WORK TO BE COMPLETED: Using the records that follow, copy every line containing the word "each".

PROVIDED ENTRIES:
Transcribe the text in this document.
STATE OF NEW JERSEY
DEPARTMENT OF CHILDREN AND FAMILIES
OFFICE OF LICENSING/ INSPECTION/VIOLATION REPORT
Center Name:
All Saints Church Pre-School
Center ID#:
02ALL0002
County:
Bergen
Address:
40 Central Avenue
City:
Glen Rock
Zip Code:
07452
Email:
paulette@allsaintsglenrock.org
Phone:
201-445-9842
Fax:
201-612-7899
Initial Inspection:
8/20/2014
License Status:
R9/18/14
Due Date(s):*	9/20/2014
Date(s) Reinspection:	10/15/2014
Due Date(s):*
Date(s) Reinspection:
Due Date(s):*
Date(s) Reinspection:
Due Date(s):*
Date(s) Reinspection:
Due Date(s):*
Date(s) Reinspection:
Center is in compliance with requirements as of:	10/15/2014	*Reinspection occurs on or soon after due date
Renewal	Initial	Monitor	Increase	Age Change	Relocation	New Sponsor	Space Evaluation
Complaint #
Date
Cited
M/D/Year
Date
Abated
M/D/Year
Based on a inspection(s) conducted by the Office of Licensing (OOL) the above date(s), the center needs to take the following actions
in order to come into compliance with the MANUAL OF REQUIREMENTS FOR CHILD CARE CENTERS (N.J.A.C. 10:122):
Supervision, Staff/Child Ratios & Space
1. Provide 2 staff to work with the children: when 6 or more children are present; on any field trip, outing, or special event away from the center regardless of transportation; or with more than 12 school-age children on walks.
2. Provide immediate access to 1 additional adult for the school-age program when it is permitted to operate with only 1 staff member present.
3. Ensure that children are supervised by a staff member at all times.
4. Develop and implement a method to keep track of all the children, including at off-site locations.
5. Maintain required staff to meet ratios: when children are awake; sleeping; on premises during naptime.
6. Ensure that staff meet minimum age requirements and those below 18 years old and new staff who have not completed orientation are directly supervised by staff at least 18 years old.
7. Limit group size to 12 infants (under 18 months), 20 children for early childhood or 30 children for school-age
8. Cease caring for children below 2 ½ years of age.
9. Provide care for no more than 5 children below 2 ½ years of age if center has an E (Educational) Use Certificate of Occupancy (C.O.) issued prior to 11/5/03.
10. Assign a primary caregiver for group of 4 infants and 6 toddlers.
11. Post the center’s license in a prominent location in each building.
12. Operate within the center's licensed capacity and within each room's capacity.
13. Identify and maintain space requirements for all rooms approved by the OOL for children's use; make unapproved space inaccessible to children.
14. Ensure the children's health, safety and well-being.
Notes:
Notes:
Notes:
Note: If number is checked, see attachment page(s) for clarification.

EXERCISE RESULT:
11. Post the center’s license in a prominent location in each building.
12. Operate within the center's licensed capacity and within each room's capacity.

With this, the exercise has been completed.